(Requirement): Copy each line that holds "median".

(The records):
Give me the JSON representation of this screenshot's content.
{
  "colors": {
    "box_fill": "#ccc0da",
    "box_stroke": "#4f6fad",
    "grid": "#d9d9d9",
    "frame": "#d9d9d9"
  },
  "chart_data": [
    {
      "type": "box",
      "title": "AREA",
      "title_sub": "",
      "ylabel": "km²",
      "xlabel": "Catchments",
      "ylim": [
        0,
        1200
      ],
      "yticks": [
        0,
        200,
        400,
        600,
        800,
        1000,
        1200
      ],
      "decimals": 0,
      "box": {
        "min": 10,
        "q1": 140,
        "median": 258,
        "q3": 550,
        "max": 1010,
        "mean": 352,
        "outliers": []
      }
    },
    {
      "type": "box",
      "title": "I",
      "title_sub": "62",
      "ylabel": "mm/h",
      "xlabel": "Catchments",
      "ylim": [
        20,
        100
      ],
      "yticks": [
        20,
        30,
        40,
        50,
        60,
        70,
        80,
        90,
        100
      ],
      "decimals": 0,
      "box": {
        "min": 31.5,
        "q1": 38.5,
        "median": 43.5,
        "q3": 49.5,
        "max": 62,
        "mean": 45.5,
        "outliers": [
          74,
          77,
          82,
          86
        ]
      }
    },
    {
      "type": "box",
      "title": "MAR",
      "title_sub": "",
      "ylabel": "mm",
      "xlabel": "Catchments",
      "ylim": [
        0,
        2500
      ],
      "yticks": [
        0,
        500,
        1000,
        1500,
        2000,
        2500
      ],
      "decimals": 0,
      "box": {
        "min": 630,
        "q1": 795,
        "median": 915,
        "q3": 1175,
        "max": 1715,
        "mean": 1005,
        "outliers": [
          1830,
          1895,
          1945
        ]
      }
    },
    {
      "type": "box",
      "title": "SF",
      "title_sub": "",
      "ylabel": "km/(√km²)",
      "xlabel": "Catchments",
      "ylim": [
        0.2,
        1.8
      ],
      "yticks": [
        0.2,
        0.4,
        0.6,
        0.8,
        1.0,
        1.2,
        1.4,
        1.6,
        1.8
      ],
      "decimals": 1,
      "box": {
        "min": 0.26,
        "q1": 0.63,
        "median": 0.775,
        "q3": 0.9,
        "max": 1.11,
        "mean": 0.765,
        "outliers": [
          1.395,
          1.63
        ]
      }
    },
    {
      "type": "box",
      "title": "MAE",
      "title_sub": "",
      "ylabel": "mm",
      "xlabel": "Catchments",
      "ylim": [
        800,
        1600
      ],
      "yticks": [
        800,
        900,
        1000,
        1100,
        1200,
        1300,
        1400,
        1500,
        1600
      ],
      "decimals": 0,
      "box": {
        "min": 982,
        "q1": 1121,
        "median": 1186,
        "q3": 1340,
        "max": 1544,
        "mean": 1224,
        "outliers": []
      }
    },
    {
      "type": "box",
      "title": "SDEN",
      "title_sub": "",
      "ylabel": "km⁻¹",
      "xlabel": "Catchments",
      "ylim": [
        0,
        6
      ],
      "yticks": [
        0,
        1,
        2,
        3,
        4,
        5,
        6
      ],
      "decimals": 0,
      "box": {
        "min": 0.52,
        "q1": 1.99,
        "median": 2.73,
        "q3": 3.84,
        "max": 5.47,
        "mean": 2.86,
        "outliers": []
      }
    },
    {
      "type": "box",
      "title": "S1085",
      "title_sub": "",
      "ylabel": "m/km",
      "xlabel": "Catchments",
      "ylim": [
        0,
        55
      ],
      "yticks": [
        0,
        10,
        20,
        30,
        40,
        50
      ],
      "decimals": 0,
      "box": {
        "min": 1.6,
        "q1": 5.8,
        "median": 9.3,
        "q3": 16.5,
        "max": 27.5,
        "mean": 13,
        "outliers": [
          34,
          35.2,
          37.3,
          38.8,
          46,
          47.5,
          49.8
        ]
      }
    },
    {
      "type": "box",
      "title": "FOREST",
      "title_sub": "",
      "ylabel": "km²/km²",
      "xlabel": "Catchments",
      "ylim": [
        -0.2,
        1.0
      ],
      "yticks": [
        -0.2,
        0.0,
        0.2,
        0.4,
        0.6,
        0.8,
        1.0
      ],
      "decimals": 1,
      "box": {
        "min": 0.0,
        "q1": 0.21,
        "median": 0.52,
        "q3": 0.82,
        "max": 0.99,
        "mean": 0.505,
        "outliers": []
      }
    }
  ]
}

(Output):
        "median": 258,
        "median": 43.5,
        "median": 915,
        "median": 0.775,
        "median": 1186,
        "median": 2.73,
        "median": 9.3,
        "median": 0.52,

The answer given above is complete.